### EXERCISE DESCRIPTION
Tally the lines of the listing that contain the word "title", then give the total and nothing else.

(Stored data entries)
★ ★ ★ ★

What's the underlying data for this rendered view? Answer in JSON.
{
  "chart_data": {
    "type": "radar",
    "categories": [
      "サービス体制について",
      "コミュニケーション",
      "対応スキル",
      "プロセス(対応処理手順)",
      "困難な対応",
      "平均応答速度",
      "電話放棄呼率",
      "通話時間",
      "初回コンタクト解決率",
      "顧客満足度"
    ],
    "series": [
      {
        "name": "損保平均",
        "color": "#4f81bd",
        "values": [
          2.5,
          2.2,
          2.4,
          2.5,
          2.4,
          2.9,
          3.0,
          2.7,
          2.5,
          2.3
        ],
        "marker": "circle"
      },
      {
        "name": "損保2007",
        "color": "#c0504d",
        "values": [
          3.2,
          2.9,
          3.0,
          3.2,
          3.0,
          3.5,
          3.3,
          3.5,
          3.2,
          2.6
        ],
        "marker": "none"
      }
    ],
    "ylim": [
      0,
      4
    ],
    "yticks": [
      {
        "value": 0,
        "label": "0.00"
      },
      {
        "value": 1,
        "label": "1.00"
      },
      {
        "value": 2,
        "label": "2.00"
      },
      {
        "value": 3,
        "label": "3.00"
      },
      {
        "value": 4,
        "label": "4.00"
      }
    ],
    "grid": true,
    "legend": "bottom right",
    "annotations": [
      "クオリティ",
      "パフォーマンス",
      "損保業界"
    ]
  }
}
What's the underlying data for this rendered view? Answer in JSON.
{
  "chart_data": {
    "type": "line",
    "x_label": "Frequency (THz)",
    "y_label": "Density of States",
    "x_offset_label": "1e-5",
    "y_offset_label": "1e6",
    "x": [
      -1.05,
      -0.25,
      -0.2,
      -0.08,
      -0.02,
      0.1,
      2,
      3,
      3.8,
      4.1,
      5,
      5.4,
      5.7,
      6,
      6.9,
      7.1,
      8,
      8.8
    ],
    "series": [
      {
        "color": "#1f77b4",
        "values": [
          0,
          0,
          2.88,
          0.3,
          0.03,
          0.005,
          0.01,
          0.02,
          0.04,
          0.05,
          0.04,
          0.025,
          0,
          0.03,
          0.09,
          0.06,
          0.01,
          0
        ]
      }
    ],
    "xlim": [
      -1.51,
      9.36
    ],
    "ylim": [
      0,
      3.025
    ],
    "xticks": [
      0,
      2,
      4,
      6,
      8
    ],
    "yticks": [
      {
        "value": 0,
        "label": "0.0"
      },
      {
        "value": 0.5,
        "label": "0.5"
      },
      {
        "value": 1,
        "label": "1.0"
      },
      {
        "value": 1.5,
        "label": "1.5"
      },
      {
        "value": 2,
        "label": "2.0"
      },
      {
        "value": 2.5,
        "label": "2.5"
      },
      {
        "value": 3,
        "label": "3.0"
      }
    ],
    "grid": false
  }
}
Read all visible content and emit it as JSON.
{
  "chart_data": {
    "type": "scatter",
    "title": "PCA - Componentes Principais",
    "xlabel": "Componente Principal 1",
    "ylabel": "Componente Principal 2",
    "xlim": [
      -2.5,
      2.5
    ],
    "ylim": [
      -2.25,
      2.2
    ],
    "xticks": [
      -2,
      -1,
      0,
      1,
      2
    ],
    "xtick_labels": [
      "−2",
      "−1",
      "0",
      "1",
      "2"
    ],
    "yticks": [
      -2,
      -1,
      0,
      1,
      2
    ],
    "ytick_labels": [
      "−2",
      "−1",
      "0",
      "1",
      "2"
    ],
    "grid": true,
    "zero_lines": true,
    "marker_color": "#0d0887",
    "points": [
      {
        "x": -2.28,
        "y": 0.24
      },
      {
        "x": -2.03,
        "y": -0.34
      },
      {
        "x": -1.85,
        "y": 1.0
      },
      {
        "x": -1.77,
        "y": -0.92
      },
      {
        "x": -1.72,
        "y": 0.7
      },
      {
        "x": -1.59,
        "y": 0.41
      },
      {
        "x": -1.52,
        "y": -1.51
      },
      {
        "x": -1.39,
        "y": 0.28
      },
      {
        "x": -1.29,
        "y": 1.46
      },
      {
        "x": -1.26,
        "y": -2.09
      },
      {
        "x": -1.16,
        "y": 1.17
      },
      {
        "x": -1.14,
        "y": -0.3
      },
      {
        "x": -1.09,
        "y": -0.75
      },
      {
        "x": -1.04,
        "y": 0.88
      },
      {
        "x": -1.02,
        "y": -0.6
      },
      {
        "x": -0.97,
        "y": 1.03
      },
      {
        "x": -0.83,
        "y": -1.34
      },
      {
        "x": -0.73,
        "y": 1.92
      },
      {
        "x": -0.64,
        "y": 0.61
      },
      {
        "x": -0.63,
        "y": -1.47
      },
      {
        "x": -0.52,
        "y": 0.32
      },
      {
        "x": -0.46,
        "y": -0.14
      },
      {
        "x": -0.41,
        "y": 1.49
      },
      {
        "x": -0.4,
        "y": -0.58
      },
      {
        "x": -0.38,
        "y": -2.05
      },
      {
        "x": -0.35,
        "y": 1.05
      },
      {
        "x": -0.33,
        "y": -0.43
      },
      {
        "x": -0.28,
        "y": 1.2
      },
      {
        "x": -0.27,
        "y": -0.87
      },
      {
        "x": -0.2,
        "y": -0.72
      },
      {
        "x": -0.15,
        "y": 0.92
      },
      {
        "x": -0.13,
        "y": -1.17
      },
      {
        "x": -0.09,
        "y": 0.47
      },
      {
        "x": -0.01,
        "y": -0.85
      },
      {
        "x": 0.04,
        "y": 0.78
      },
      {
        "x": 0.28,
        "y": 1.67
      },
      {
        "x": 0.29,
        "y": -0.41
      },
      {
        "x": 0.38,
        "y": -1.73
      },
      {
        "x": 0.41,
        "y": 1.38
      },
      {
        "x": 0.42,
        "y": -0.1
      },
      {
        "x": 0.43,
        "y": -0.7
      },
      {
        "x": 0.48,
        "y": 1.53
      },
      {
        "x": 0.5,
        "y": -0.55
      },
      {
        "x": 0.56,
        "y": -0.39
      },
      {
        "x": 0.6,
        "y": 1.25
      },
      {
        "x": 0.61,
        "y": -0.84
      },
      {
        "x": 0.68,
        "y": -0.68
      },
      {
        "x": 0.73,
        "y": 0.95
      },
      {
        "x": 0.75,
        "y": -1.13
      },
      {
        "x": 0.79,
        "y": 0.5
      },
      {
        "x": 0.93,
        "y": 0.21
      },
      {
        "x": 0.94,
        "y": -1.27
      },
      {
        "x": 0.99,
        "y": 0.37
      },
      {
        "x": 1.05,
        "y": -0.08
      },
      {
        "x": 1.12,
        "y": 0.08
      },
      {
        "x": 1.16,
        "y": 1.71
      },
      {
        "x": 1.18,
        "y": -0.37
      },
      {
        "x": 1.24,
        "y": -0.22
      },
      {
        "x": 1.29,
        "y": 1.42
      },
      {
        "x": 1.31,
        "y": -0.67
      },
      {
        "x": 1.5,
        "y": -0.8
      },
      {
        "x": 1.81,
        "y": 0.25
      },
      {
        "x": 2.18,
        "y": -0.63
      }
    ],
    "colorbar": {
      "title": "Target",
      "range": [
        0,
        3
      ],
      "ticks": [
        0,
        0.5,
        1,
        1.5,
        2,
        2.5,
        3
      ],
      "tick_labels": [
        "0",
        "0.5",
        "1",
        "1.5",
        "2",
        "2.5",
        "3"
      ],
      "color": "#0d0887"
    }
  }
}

★ ★ ★ ★

### PROBLEM SOLUTION
2